Thursday, December 7, 2006

by: Luis Carpio

"The future has many names. For the weak, it is the unattainable. For the fearful, it is the unknown. For the brave, it is opportunity." Victor Hugo

In the 90's, Greater Caribbean Integration was dealt severe blows when the "Banana Wars" and talks regarding a future, though ill fated (in retrospect) "Free Trade Area of the Americas" (FTAA) drew our gaze towards far-off shores, leaving a hole in the budding integration movement inspired by the Report of the West Indian Commission ironically titled (20/20 hindsight again): TIME FOR ACTION.

Subsequent reactions weakened the concept of comprehensive regional integration beyond tariff talks and later, as the FTAA talks began to collapse in the wake of regional political realignment, centripetal forces drew almost all our efforts towards the attainment of bilateral deals of three basic types:

Fortunately, this trend has been tempered by the healthy realisation that trade liberalization alone, particularly for a region with such varying sizes and levels of economic development, is unsustainable in the absence of cooperation and coordination in foreign policies, political harmonization and socio-economic development.

That there is any life left in Greater Caribbean integration is a testament to the enlightened stubbornness of some leaders who recognise that comprehensive integration is the key to the economic and social development strategies of the countries of the region. This concept takes into account other themes of our integration (transport, natural disasters, sustainable tourism and non-tariff trade issues) which are sine qua non requirements for the sustainable development of at least 28 States and territories existing in a sea that can be either moat or bridge.

In the post colonial era, Greater Caribbean States and territories have, to varying degrees, benefited in the short and medium terms from their different relationships with erstwhile metropolis. Today, the long range view reveals that this is no longer a viable option, particularly as the expansion of the European Union to include ten new members from the East now puts our special friends in Europe in the minority, at a time when the EU will have to look ever inward in order to absorb the new countries.

## RECORD SET
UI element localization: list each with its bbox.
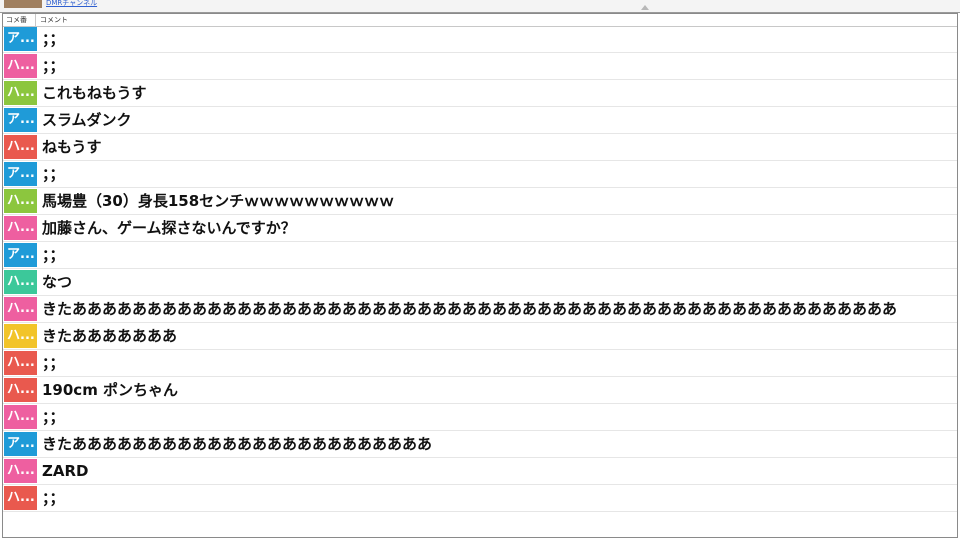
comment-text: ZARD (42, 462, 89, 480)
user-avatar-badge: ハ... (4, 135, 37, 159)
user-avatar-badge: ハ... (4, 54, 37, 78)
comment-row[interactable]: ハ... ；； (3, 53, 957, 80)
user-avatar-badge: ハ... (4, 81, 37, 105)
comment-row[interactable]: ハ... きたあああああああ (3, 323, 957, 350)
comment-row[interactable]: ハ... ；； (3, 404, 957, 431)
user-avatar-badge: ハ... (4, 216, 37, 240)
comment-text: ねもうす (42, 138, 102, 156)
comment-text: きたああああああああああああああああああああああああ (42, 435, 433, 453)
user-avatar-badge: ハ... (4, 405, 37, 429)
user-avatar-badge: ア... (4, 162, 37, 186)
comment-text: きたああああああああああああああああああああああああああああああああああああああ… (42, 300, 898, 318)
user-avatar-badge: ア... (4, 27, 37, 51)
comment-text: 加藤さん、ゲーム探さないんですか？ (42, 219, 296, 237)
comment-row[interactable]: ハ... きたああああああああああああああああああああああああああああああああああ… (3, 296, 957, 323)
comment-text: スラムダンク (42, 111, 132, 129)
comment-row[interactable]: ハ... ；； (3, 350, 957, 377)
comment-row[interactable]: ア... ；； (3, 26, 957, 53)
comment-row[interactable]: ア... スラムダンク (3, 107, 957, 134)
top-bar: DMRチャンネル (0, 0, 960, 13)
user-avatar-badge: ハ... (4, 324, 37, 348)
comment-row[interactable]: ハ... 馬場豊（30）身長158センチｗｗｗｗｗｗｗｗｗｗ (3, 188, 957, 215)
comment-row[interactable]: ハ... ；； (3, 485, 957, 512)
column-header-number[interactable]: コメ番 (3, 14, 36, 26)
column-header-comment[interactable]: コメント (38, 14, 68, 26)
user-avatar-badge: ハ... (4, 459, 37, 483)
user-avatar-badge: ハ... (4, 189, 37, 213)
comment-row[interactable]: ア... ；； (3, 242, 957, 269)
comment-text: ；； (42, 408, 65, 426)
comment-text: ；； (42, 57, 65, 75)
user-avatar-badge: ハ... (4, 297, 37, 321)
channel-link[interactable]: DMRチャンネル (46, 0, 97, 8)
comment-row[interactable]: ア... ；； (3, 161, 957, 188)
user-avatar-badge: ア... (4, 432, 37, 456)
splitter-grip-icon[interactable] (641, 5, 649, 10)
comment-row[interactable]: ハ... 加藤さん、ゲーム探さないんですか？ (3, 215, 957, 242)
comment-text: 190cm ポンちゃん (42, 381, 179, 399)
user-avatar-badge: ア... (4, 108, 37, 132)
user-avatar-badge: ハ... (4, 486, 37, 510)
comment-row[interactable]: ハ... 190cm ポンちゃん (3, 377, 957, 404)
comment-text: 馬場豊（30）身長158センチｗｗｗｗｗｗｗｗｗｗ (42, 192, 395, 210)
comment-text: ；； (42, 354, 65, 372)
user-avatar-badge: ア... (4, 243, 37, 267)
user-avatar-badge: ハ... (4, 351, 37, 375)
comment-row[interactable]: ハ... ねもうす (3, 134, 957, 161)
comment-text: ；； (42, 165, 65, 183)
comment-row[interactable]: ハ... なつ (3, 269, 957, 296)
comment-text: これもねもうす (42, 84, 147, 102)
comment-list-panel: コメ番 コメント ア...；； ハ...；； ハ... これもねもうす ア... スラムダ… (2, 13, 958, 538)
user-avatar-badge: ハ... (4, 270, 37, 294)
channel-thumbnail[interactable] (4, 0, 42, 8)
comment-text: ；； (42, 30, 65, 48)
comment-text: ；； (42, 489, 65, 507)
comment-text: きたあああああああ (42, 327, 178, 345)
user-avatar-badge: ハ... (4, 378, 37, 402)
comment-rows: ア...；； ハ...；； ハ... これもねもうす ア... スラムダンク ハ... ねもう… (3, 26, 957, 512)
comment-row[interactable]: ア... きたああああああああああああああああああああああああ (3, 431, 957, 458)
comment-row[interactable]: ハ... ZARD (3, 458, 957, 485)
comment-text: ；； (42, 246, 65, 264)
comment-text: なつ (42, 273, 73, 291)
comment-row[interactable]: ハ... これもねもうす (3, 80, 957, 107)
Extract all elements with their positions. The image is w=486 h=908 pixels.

## STATED GOAL A
In the piece on Greater Caribbean integration, what was the title of the West Indian Commission's report?
## STATED GOAL B
Extend the piece on Greater Caribbean integration, picking up right after its final sentence.
You won't need the records for this.

## WRITTEN RESPONSE A
TIME FOR ACTION

## WRITTEN RESPONSE B
As is often the case, events towards year's end, more than marking the end of the old an era, tend to herald the beginning of the new. On 16th November, an appeal was set in motion at the WTO against the EU's preferential access to bananas from Africa, the Caribbean and the Pacific. The move comes on the heels of the statement by Prime Minister Tony Blair at the Caribbean Investment Summit on 2nd November to the effect that European trade preferences for the Caribbean can only decrease and, eventually, disappear. At the same event, Barbadian Prime Minister Owen Arthur said: "The crushing reality is that persistent demands for protectionism and permanent non-reciprocity for the Caribbean will ... be treated either with polite bemusement but indifference by some or with outright opposition"

To be sure, a dissertation on countries' sovereign right to get the sweetest deal possible on bread-and-butter issues is not worth The Guardian's fine ink. However, taking a cue from Marx' admonition about history repeating itself (first as tragedy, then as farce), care should be taken to prevent this single issue from once again polluting the Greater Caribbean's integration agenda as a whole, particularly now that both we and our institutions (especially the ACS and CARICOM) are more mature.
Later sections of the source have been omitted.